SHORT TASK - Print the listing in its entirety and exactly, leaving out images.

RAW RECORDS -
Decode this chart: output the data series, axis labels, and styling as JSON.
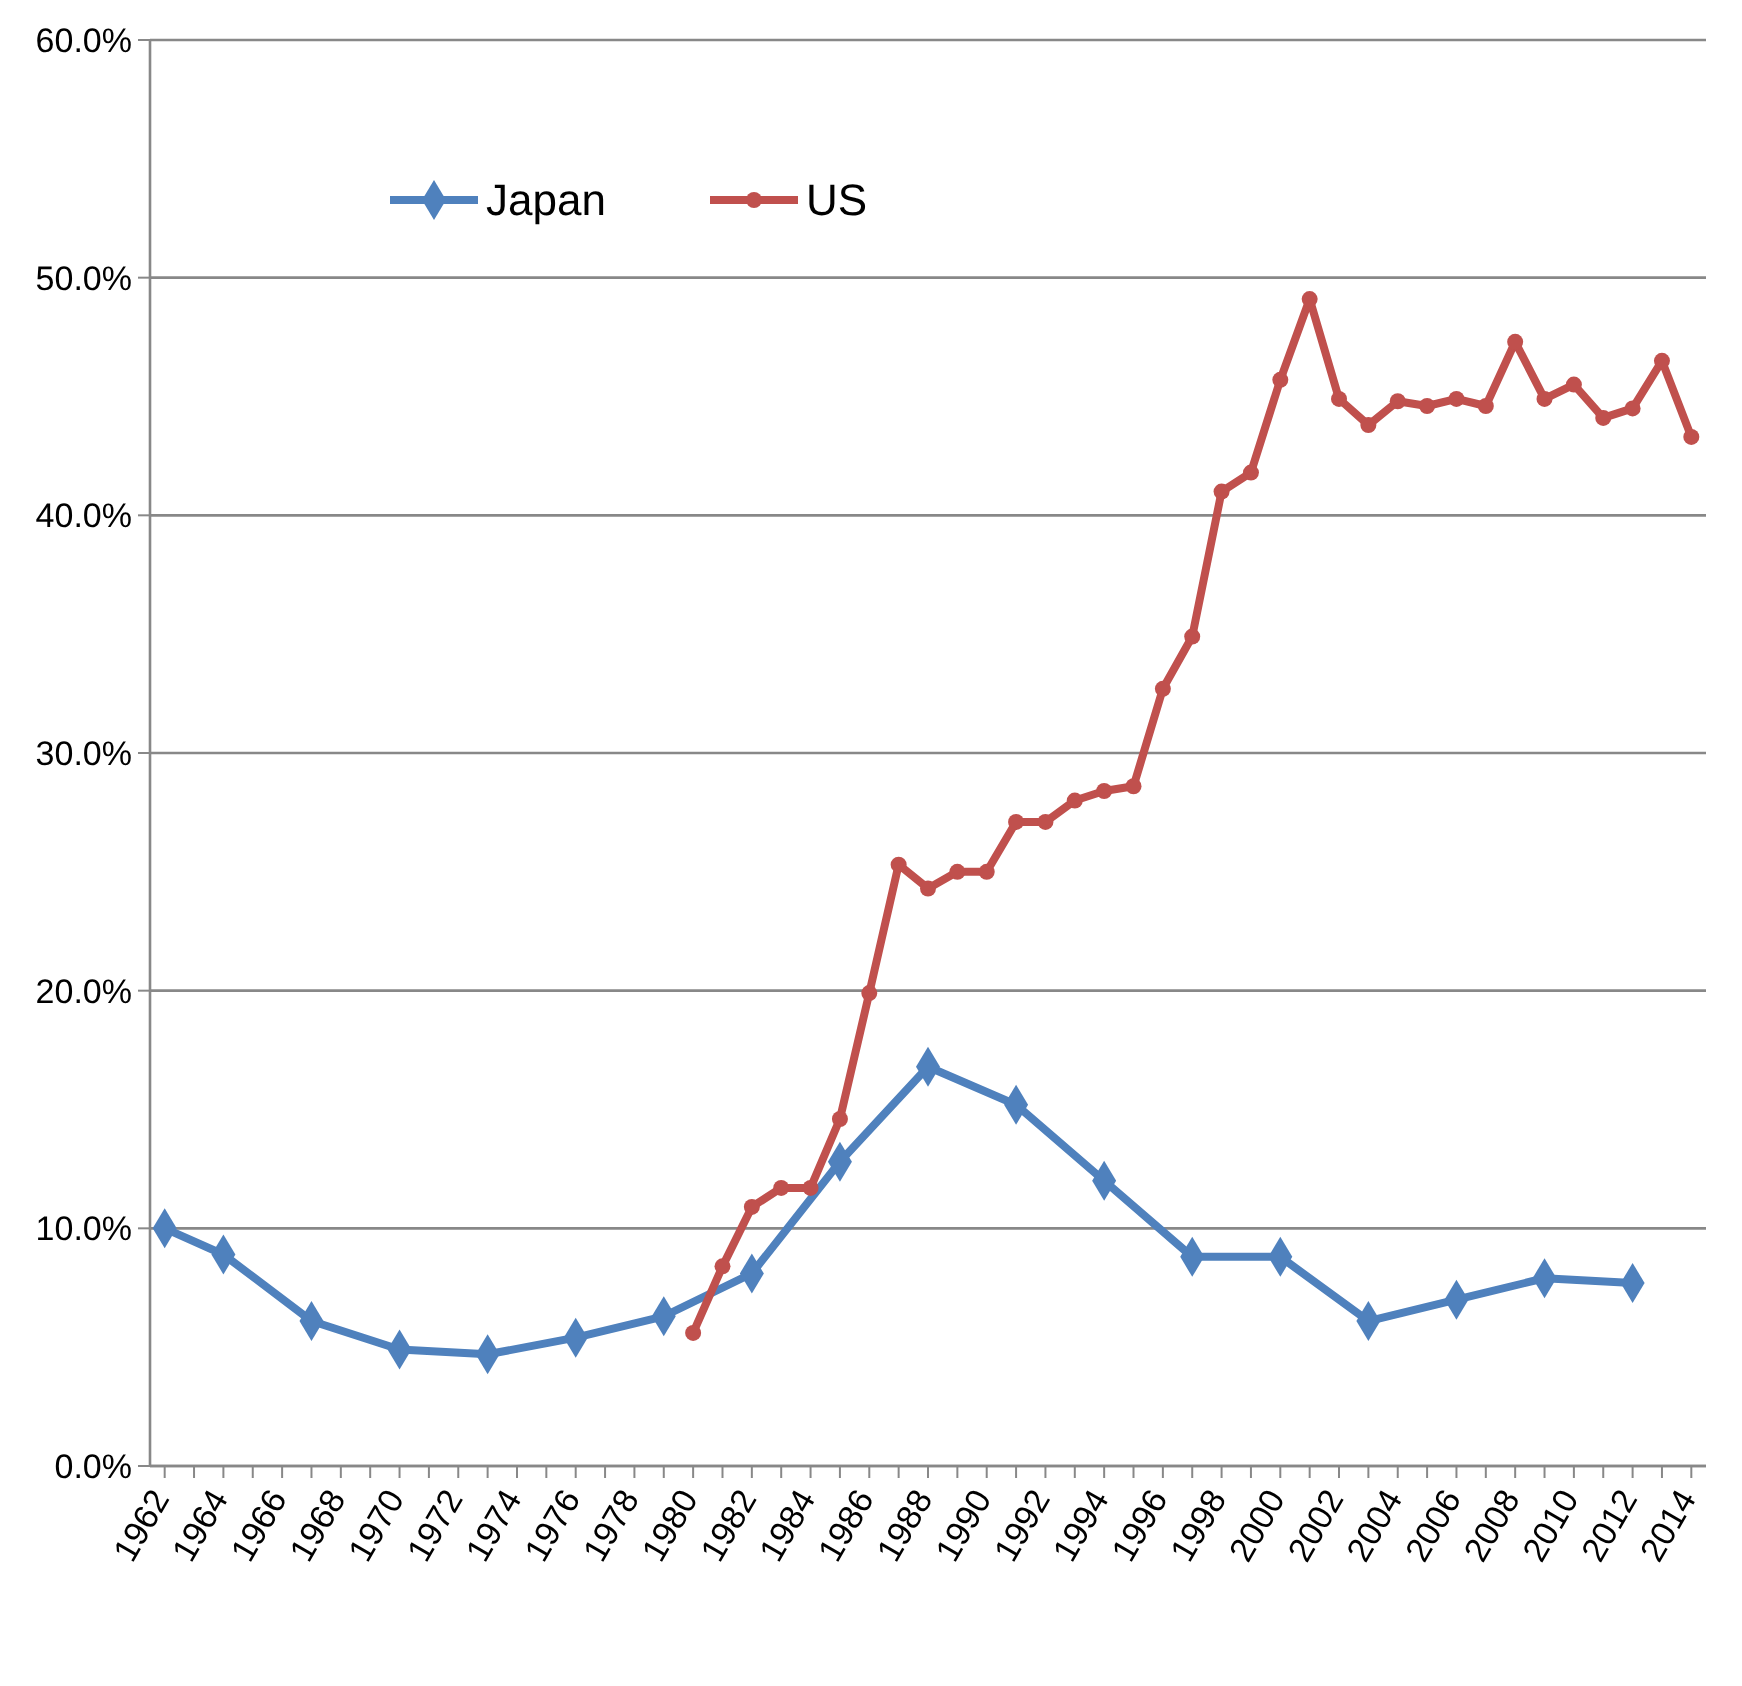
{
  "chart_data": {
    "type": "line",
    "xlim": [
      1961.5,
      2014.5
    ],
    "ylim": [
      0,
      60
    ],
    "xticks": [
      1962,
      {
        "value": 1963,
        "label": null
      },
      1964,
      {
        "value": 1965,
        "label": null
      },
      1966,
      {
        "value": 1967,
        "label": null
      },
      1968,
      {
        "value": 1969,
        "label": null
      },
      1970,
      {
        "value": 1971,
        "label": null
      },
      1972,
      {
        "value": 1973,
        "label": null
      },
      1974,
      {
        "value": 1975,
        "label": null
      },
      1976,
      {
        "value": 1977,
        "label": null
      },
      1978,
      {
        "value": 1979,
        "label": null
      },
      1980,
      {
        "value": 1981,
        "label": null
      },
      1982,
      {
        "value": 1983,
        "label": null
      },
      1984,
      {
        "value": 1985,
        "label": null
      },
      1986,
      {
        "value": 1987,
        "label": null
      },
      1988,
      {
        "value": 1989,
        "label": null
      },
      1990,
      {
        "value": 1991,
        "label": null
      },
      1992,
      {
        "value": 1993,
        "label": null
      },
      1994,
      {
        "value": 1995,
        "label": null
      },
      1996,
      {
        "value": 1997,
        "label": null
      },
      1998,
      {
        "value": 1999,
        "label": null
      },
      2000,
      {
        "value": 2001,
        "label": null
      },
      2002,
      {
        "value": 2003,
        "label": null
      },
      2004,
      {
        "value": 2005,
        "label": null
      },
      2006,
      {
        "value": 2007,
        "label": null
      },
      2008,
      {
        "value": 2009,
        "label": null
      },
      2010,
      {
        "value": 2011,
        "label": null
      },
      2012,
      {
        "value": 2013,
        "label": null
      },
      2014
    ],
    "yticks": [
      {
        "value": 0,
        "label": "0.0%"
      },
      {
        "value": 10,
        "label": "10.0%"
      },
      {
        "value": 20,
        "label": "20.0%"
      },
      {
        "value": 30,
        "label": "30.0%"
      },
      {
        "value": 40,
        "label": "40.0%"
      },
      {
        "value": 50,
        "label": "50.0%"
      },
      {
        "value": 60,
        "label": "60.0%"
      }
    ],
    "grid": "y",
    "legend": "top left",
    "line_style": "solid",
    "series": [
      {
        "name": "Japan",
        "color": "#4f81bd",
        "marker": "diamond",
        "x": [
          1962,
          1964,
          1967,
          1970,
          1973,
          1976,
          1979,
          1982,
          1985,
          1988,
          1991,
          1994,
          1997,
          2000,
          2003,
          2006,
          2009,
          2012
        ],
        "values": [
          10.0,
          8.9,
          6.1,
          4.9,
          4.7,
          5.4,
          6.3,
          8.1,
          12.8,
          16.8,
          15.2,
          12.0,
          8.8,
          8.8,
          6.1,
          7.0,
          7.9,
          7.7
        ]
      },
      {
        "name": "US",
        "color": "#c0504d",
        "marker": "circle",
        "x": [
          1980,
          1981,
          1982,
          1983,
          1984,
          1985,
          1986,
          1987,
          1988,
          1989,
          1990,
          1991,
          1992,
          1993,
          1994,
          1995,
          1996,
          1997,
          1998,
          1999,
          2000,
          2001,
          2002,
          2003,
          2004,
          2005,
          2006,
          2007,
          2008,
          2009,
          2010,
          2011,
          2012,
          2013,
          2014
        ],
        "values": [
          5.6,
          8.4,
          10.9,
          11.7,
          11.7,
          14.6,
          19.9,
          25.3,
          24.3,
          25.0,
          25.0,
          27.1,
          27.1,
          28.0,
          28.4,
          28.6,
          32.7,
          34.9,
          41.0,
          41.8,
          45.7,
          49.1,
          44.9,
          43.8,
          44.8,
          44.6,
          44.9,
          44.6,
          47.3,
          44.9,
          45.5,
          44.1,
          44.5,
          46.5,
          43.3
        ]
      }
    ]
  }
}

THE REPLY -
Decode this chart: output the data series, axis labels, and styling as JSON.
{
  "chart_data": {
    "type": "line",
    "xlim": [
      1961.5,
      2014.5
    ],
    "ylim": [
      0,
      60
    ],
    "xticks": [
      1962,
      {
        "value": 1963,
        "label": null
      },
      1964,
      {
        "value": 1965,
        "label": null
      },
      1966,
      {
        "value": 1967,
        "label": null
      },
      1968,
      {
        "value": 1969,
        "label": null
      },
      1970,
      {
        "value": 1971,
        "label": null
      },
      1972,
      {
        "value": 1973,
        "label": null
      },
      1974,
      {
        "value": 1975,
        "label": null
      },
      1976,
      {
        "value": 1977,
        "label": null
      },
      1978,
      {
        "value": 1979,
        "label": null
      },
      1980,
      {
        "value": 1981,
        "label": null
      },
      1982,
      {
        "value": 1983,
        "label": null
      },
      1984,
      {
        "value": 1985,
        "label": null
      },
      1986,
      {
        "value": 1987,
        "label": null
      },
      1988,
      {
        "value": 1989,
        "label": null
      },
      1990,
      {
        "value": 1991,
        "label": null
      },
      1992,
      {
        "value": 1993,
        "label": null
      },
      1994,
      {
        "value": 1995,
        "label": null
      },
      1996,
      {
        "value": 1997,
        "label": null
      },
      1998,
      {
        "value": 1999,
        "label": null
      },
      2000,
      {
        "value": 2001,
        "label": null
      },
      2002,
      {
        "value": 2003,
        "label": null
      },
      2004,
      {
        "value": 2005,
        "label": null
      },
      2006,
      {
        "value": 2007,
        "label": null
      },
      2008,
      {
        "value": 2009,
        "label": null
      },
      2010,
      {
        "value": 2011,
        "label": null
      },
      2012,
      {
        "value": 2013,
        "label": null
      },
      2014
    ],
    "yticks": [
      {
        "value": 0,
        "label": "0.0%"
      },
      {
        "value": 10,
        "label": "10.0%"
      },
      {
        "value": 20,
        "label": "20.0%"
      },
      {
        "value": 30,
        "label": "30.0%"
      },
      {
        "value": 40,
        "label": "40.0%"
      },
      {
        "value": 50,
        "label": "50.0%"
      },
      {
        "value": 60,
        "label": "60.0%"
      }
    ],
    "grid": "y",
    "legend": "top left",
    "line_style": "solid",
    "series": [
      {
        "name": "Japan",
        "color": "#4f81bd",
        "marker": "diamond",
        "x": [
          1962,
          1964,
          1967,
          1970,
          1973,
          1976,
          1979,
          1982,
          1985,
          1988,
          1991,
          1994,
          1997,
          2000,
          2003,
          2006,
          2009,
          2012
        ],
        "values": [
          10.0,
          8.9,
          6.1,
          4.9,
          4.7,
          5.4,
          6.3,
          8.1,
          12.8,
          16.8,
          15.2,
          12.0,
          8.8,
          8.8,
          6.1,
          7.0,
          7.9,
          7.7
        ]
      },
      {
        "name": "US",
        "color": "#c0504d",
        "marker": "circle",
        "x": [
          1980,
          1981,
          1982,
          1983,
          1984,
          1985,
          1986,
          1987,
          1988,
          1989,
          1990,
          1991,
          1992,
          1993,
          1994,
          1995,
          1996,
          1997,
          1998,
          1999,
          2000,
          2001,
          2002,
          2003,
          2004,
          2005,
          2006,
          2007,
          2008,
          2009,
          2010,
          2011,
          2012,
          2013,
          2014
        ],
        "values": [
          5.6,
          8.4,
          10.9,
          11.7,
          11.7,
          14.6,
          19.9,
          25.3,
          24.3,
          25.0,
          25.0,
          27.1,
          27.1,
          28.0,
          28.4,
          28.6,
          32.7,
          34.9,
          41.0,
          41.8,
          45.7,
          49.1,
          44.9,
          43.8,
          44.8,
          44.6,
          44.9,
          44.6,
          47.3,
          44.9,
          45.5,
          44.1,
          44.5,
          46.5,
          43.3
        ]
      }
    ]
  }
}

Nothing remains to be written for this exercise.